**STORED RECORDS**
= = = = =

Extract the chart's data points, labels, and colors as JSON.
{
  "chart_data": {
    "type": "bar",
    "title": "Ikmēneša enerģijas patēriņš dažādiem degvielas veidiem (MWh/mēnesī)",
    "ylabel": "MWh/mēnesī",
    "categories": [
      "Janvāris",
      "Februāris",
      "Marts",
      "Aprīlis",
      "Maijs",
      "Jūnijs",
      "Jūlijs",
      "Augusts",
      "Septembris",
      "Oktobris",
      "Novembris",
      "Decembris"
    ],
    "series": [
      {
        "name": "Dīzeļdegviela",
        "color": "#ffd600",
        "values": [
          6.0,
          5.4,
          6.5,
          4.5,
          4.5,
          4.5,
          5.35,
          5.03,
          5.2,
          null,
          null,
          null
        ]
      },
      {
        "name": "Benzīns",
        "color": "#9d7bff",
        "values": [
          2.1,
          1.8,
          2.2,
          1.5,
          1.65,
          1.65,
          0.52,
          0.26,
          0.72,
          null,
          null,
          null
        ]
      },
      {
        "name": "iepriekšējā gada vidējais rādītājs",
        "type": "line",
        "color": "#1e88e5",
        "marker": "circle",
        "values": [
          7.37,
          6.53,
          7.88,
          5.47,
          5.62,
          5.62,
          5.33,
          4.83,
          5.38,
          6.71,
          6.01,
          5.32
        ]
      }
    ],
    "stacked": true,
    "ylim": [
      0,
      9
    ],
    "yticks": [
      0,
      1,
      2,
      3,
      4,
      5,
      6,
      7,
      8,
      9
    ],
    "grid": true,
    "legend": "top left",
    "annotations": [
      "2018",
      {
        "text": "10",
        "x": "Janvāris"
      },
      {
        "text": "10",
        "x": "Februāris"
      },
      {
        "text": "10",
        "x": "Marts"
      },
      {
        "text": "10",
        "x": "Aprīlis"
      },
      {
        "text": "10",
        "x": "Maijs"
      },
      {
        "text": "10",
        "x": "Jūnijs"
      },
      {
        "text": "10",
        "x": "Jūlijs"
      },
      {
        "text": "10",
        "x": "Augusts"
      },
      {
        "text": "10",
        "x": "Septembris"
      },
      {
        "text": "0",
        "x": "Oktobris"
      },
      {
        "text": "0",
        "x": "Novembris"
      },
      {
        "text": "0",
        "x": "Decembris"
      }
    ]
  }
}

= = = = =

**WHAT THE EXERCISE ASKS**
Give the listing above again, word for word.

**TASK SOLUTION**
Extract the chart's data points, labels, and colors as JSON.
{
  "chart_data": {
    "type": "bar",
    "title": "Ikmēneša enerģijas patēriņš dažādiem degvielas veidiem (MWh/mēnesī)",
    "ylabel": "MWh/mēnesī",
    "categories": [
      "Janvāris",
      "Februāris",
      "Marts",
      "Aprīlis",
      "Maijs",
      "Jūnijs",
      "Jūlijs",
      "Augusts",
      "Septembris",
      "Oktobris",
      "Novembris",
      "Decembris"
    ],
    "series": [
      {
        "name": "Dīzeļdegviela",
        "color": "#ffd600",
        "values": [
          6.0,
          5.4,
          6.5,
          4.5,
          4.5,
          4.5,
          5.35,
          5.03,
          5.2,
          null,
          null,
          null
        ]
      },
      {
        "name": "Benzīns",
        "color": "#9d7bff",
        "values": [
          2.1,
          1.8,
          2.2,
          1.5,
          1.65,
          1.65,
          0.52,
          0.26,
          0.72,
          null,
          null,
          null
        ]
      },
      {
        "name": "iepriekšējā gada vidējais rādītājs",
        "type": "line",
        "color": "#1e88e5",
        "marker": "circle",
        "values": [
          7.37,
          6.53,
          7.88,
          5.47,
          5.62,
          5.62,
          5.33,
          4.83,
          5.38,
          6.71,
          6.01,
          5.32
        ]
      }
    ],
    "stacked": true,
    "ylim": [
      0,
      9
    ],
    "yticks": [
      0,
      1,
      2,
      3,
      4,
      5,
      6,
      7,
      8,
      9
    ],
    "grid": true,
    "legend": "top left",
    "annotations": [
      "2018",
      {
        "text": "10",
        "x": "Janvāris"
      },
      {
        "text": "10",
        "x": "Februāris"
      },
      {
        "text": "10",
        "x": "Marts"
      },
      {
        "text": "10",
        "x": "Aprīlis"
      },
      {
        "text": "10",
        "x": "Maijs"
      },
      {
        "text": "10",
        "x": "Jūnijs"
      },
      {
        "text": "10",
        "x": "Jūlijs"
      },
      {
        "text": "10",
        "x": "Augusts"
      },
      {
        "text": "10",
        "x": "Septembris"
      },
      {
        "text": "0",
        "x": "Oktobris"
      },
      {
        "text": "0",
        "x": "Novembris"
      },
      {
        "text": "0",
        "x": "Decembris"
      }
    ]
  }
}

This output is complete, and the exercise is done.